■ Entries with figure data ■
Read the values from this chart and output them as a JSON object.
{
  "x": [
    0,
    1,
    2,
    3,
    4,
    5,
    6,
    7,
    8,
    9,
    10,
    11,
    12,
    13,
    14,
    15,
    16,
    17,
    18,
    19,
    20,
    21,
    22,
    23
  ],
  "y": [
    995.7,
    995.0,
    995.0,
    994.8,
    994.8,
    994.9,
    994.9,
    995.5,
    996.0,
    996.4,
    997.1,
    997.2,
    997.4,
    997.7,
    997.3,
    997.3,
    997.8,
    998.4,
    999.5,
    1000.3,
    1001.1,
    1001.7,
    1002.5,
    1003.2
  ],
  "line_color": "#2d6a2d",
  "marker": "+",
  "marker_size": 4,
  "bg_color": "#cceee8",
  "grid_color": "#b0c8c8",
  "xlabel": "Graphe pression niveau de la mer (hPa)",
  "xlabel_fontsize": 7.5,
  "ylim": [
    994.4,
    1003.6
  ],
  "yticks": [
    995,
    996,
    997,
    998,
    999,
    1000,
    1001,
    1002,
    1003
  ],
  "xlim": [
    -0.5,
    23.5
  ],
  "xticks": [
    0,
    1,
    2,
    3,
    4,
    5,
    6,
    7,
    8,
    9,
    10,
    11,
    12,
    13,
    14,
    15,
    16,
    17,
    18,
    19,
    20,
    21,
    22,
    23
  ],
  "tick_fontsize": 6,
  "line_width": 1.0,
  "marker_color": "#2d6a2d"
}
==
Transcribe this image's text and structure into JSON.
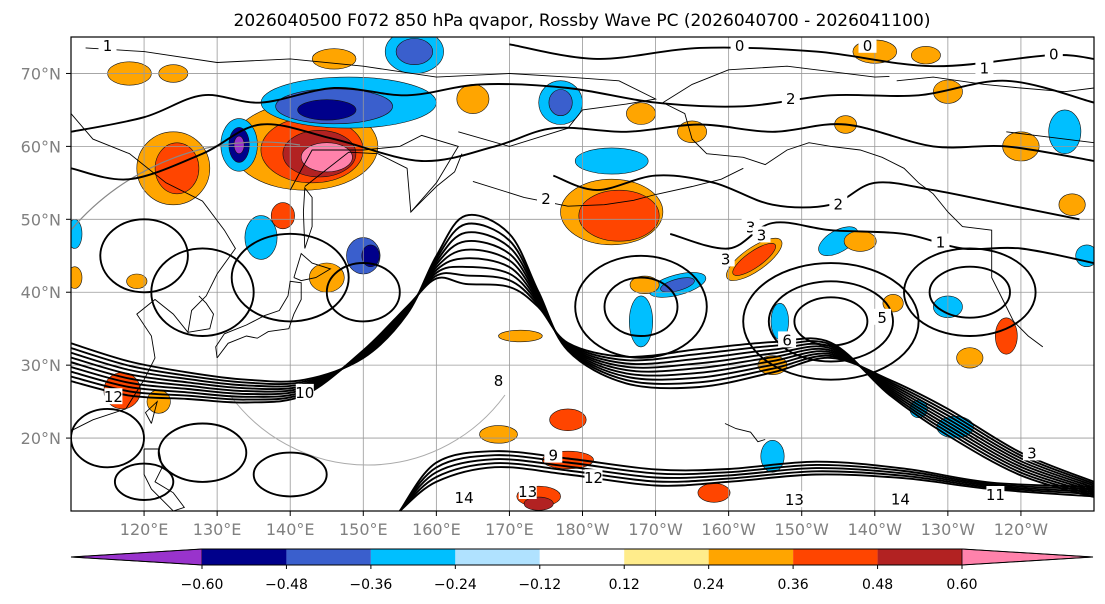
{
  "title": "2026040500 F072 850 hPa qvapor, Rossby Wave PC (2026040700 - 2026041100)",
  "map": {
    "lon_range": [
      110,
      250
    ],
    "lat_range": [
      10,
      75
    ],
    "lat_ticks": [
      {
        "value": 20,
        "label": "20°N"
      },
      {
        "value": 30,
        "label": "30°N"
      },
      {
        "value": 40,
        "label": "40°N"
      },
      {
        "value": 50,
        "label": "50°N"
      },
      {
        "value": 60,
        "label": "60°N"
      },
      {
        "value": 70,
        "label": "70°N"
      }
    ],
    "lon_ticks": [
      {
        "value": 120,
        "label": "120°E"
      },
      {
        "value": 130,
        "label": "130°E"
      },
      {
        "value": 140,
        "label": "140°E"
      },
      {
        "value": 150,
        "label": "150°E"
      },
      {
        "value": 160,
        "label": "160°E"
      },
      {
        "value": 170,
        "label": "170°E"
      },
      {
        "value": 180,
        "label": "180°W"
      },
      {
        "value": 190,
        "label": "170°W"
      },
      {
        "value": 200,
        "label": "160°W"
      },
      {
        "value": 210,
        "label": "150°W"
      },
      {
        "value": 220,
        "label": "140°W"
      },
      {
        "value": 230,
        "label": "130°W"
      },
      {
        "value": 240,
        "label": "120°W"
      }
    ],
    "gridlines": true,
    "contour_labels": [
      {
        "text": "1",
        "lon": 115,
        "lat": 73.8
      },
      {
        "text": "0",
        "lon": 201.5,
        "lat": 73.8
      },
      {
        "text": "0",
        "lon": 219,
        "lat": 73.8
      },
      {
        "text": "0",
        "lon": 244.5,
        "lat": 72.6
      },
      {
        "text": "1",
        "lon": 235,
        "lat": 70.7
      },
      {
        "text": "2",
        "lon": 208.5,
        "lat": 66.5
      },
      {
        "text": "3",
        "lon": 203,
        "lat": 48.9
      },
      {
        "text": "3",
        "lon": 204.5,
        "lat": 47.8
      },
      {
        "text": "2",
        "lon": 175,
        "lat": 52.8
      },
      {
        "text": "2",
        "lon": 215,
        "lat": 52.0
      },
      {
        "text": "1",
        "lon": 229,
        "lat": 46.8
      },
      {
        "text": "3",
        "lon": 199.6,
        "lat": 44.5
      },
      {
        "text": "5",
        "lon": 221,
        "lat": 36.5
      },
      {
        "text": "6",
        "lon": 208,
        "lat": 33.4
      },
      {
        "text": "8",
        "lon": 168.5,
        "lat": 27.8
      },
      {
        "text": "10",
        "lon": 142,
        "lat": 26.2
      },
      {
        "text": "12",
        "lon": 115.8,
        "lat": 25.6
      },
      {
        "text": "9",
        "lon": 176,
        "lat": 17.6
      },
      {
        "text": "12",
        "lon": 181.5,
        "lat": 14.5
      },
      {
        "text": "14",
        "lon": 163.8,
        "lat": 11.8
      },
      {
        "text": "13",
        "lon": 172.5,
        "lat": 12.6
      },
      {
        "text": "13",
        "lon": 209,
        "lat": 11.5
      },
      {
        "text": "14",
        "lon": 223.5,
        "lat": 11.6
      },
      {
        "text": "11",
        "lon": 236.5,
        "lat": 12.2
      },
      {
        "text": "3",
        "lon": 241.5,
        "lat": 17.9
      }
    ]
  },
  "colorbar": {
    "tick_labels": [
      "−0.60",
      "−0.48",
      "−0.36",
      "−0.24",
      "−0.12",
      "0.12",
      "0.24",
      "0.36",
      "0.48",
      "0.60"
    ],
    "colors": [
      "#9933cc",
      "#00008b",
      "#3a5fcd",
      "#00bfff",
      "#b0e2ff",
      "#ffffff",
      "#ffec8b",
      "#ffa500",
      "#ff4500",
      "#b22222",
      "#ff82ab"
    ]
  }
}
* * *
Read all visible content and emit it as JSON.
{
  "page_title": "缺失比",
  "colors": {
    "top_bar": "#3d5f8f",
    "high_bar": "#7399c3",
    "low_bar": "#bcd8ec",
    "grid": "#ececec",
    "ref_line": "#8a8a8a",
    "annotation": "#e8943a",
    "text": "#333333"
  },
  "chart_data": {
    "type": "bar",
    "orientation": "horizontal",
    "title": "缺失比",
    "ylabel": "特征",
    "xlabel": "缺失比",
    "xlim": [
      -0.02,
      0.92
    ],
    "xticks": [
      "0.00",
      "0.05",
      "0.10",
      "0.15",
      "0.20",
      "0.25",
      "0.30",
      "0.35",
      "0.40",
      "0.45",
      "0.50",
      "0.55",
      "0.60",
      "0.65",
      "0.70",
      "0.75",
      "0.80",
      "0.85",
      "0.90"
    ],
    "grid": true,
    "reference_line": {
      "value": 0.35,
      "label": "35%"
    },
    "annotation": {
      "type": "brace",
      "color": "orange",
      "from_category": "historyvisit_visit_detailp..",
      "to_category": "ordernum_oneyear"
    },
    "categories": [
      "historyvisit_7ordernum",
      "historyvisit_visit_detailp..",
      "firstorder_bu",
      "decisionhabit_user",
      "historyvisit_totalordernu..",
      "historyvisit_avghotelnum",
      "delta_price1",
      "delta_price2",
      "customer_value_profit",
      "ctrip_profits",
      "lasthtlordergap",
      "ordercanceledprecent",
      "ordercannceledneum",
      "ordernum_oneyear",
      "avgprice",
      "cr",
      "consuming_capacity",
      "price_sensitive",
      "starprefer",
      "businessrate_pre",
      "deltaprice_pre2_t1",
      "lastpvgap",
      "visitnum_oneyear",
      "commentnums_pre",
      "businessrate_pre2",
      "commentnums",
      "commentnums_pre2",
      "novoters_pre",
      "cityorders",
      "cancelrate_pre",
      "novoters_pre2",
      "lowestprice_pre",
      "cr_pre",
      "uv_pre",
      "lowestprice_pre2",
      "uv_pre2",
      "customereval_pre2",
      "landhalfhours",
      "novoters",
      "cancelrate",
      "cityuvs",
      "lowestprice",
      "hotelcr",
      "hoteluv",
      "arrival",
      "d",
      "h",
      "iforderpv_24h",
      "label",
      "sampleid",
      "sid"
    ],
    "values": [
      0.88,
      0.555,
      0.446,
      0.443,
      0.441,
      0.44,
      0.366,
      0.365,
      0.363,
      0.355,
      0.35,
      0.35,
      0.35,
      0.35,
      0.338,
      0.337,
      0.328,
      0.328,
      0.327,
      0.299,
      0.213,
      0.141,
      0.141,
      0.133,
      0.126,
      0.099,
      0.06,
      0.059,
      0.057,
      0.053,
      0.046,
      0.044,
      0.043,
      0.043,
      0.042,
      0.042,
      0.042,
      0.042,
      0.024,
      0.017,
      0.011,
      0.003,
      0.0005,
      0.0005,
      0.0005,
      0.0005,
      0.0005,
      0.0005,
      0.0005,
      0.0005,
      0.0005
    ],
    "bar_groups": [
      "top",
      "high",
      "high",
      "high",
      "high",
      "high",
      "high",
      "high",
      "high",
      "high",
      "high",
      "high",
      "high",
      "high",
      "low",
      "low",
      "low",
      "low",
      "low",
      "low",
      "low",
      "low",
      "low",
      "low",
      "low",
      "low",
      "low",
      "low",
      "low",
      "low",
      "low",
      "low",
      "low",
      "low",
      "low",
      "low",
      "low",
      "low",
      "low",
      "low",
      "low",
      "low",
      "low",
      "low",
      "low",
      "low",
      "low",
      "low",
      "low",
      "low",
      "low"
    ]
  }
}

■ WRITTEN INSTRUCTION ■
Return every line from the records above that holds the word "JSON".

■ COMPLETE ANSWER ■
Read the values from this chart and output them as a JSON object.
Transcribe this image's text and structure into JSON.
Read all visible content and emit it as JSON.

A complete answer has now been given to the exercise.